WRITTEN EXERCISE. Convert the lines below into a numbered list, skipping any blank lines.

DATA PROVIDED.

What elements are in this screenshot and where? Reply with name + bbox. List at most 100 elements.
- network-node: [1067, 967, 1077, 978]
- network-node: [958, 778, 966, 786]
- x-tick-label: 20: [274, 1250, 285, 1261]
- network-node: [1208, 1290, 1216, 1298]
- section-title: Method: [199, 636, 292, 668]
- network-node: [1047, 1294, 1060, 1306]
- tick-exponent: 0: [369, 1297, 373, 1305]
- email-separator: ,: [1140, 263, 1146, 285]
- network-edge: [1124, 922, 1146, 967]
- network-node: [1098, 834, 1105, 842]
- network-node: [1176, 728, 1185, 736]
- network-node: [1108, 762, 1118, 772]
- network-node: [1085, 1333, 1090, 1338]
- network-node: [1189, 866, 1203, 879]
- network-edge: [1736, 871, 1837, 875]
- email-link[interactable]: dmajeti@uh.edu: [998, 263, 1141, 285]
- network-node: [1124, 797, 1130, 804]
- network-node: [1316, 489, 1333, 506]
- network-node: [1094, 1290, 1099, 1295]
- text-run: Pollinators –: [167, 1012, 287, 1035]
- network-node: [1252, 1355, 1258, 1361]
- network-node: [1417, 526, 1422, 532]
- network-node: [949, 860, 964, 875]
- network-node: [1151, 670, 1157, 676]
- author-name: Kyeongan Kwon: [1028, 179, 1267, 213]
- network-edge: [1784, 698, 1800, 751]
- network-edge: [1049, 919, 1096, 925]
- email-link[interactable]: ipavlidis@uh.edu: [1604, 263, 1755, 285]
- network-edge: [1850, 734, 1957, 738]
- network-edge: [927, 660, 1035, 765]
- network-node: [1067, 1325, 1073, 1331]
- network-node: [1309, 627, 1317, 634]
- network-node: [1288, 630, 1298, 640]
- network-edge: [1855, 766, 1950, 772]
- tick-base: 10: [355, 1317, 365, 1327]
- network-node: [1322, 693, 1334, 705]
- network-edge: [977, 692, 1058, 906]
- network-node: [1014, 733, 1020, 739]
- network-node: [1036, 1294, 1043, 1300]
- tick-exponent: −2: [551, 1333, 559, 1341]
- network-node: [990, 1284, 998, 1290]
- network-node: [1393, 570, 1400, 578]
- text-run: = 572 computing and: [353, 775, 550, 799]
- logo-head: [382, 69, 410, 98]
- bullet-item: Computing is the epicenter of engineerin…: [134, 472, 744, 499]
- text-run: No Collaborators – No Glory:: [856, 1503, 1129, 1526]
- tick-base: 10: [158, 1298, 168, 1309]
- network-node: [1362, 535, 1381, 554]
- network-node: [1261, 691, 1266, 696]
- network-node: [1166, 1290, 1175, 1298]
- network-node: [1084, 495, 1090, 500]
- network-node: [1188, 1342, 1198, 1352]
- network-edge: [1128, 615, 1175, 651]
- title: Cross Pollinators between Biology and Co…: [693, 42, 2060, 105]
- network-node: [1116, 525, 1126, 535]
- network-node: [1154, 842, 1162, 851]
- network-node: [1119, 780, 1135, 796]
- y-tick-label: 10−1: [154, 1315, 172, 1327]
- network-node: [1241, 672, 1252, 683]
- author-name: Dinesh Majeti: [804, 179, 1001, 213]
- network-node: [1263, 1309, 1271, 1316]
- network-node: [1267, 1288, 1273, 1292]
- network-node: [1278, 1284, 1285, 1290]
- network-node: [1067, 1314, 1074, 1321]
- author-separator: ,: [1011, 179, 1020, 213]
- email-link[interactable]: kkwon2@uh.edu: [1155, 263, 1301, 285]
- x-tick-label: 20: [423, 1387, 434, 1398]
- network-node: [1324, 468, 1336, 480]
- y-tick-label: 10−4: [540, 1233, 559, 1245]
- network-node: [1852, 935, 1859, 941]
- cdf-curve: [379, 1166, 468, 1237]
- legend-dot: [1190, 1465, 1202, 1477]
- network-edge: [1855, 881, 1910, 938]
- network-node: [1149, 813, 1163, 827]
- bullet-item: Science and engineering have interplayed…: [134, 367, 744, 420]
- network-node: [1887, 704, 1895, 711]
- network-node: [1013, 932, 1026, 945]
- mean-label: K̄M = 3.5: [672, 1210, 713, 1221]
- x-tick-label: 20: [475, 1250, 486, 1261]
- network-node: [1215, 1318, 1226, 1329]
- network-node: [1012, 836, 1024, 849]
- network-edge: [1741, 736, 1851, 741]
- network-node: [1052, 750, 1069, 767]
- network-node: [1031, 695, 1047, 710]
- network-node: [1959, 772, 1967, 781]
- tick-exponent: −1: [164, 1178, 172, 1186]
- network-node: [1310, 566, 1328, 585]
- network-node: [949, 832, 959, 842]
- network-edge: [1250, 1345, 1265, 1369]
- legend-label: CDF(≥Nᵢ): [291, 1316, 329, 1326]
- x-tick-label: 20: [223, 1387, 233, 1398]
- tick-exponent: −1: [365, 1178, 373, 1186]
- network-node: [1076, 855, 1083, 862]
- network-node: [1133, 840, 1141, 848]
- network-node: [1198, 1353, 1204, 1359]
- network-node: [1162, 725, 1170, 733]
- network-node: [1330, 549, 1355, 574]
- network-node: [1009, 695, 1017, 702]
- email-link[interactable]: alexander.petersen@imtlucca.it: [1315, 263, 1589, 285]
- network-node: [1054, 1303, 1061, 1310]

SOLUTION TO THIS PROBLEM.
1. What elements are in this screenshot and where? Reply with name + bbox. List at most 100 elements.
2. - network-node: [1067, 967, 1077, 978]
3. - network-node: [958, 778, 966, 786]
4. - x-tick-label: 20: [274, 1250, 285, 1261]
5. - network-node: [1208, 1290, 1216, 1298]
6. - section-title: Method: [199, 636, 292, 668]
7. - network-node: [1047, 1294, 1060, 1306]
8. - tick-exponent: 0: [369, 1297, 373, 1305]
9. - email-separator: ,: [1140, 263, 1146, 285]
10. - network-edge: [1124, 922, 1146, 967]
11. - network-node: [1098, 834, 1105, 842]
12. - network-node: [1176, 728, 1185, 736]
13. - network-node: [1108, 762, 1118, 772]
14. - network-node: [1085, 1333, 1090, 1338]
15. - network-node: [1189, 866, 1203, 879]
16. - network-edge: [1736, 871, 1837, 875]
17. - email-link[interactable]: dmajeti@uh.edu: [998, 263, 1141, 285]
18. - network-node: [1124, 797, 1130, 804]
19. - network-node: [1316, 489, 1333, 506]
20. - network-node: [1094, 1290, 1099, 1295]
21. - text-run: Pollinators –: [167, 1012, 287, 1035]
22. - network-node: [1252, 1355, 1258, 1361]
23. - network-node: [1417, 526, 1422, 532]
24. - network-node: [949, 860, 964, 875]
25. - network-node: [1151, 670, 1157, 676]
26. - author-name: Kyeongan Kwon: [1028, 179, 1267, 213]
27. - network-edge: [1784, 698, 1800, 751]
28. - network-edge: [1049, 919, 1096, 925]
29. - email-link[interactable]: ipavlidis@uh.edu: [1604, 263, 1755, 285]
30. - network-edge: [1850, 734, 1957, 738]
31. - network-edge: [927, 660, 1035, 765]
32. - network-node: [1067, 1325, 1073, 1331]
33. - network-node: [1309, 627, 1317, 634]
34. - network-node: [1288, 630, 1298, 640]
35. - network-edge: [1855, 766, 1950, 772]
36. - tick-base: 10: [355, 1317, 365, 1327]
37. - network-node: [1322, 693, 1334, 705]
38. - network-edge: [977, 692, 1058, 906]
39. - network-node: [1014, 733, 1020, 739]
40. - network-node: [1036, 1294, 1043, 1300]
41. - tick-exponent: −2: [551, 1333, 559, 1341]
42. - network-node: [990, 1284, 998, 1290]
43. - network-node: [1393, 570, 1400, 578]
44. - text-run: = 572 computing and: [353, 775, 550, 799]
45. - logo-head: [382, 69, 410, 98]
46. - bullet-item: Computing is the epicenter of engineerin…: [134, 472, 744, 499]
47. - text-run: No Collaborators – No Glory:: [856, 1503, 1129, 1526]
48. - tick-base: 10: [158, 1298, 168, 1309]
49. - network-node: [1362, 535, 1381, 554]
50. - network-node: [1261, 691, 1266, 696]
51. - network-node: [1166, 1290, 1175, 1298]
52. - network-node: [1084, 495, 1090, 500]
53. - network-node: [1188, 1342, 1198, 1352]
54. - network-edge: [1128, 615, 1175, 651]
55. - title: Cross Pollinators between Biology and Co…: [693, 42, 2060, 105]
56. - network-node: [1116, 525, 1126, 535]
57. - network-node: [1154, 842, 1162, 851]
58. - network-node: [1119, 780, 1135, 796]
59. - y-tick-label: 10−1: [154, 1315, 172, 1327]
60. - network-node: [1241, 672, 1252, 683]
61. - author-name: Dinesh Majeti: [804, 179, 1001, 213]
62. - network-node: [1263, 1309, 1271, 1316]
63. - network-node: [1267, 1288, 1273, 1292]
64. - network-node: [1278, 1284, 1285, 1290]
65. - network-node: [1067, 1314, 1074, 1321]
66. - author-separator: ,: [1011, 179, 1020, 213]
67. - email-link[interactable]: kkwon2@uh.edu: [1155, 263, 1301, 285]
68. - x-tick-label: 20: [423, 1387, 434, 1398]
69. - network-node: [1324, 468, 1336, 480]
70. - y-tick-label: 10−4: [540, 1233, 559, 1245]
71. - network-node: [1852, 935, 1859, 941]
72. - cdf-curve: [379, 1166, 468, 1237]
73. - legend-dot: [1190, 1465, 1202, 1477]
74. - network-edge: [1855, 881, 1910, 938]
75. - network-node: [1149, 813, 1163, 827]
76. - bullet-item: Science and engineering have interplayed…: [134, 367, 744, 420]
77. - network-node: [1887, 704, 1895, 711]
78. - network-node: [1013, 932, 1026, 945]
79. - mean-label: K̄M = 3.5: [672, 1210, 713, 1221]
80. - x-tick-label: 20: [475, 1250, 486, 1261]
81. - network-node: [1215, 1318, 1226, 1329]
82. - network-node: [1012, 836, 1024, 849]
83. - network-edge: [1741, 736, 1851, 741]
84. - network-node: [1052, 750, 1069, 767]
85. - network-node: [1031, 695, 1047, 710]
86. - network-node: [1959, 772, 1967, 781]
87. - tick-exponent: −1: [164, 1178, 172, 1186]
88. - network-node: [1310, 566, 1328, 585]
89. - network-node: [949, 832, 959, 842]
90. - network-edge: [1250, 1345, 1265, 1369]
91. - legend-label: CDF(≥Nᵢ): [291, 1316, 329, 1326]
92. - x-tick-label: 20: [223, 1387, 233, 1398]
93. - tick-exponent: −1: [365, 1178, 373, 1186]
94. - network-node: [1076, 855, 1083, 862]
95. - network-node: [1133, 840, 1141, 848]
96. - network-node: [1198, 1353, 1204, 1359]
97. - network-node: [1162, 725, 1170, 733]
98. - network-node: [1330, 549, 1355, 574]
99. - network-node: [1009, 695, 1017, 702]
100. - email-link[interactable]: alexander.petersen@imtlucca.it: [1315, 263, 1589, 285]
101. - network-node: [1054, 1303, 1061, 1310]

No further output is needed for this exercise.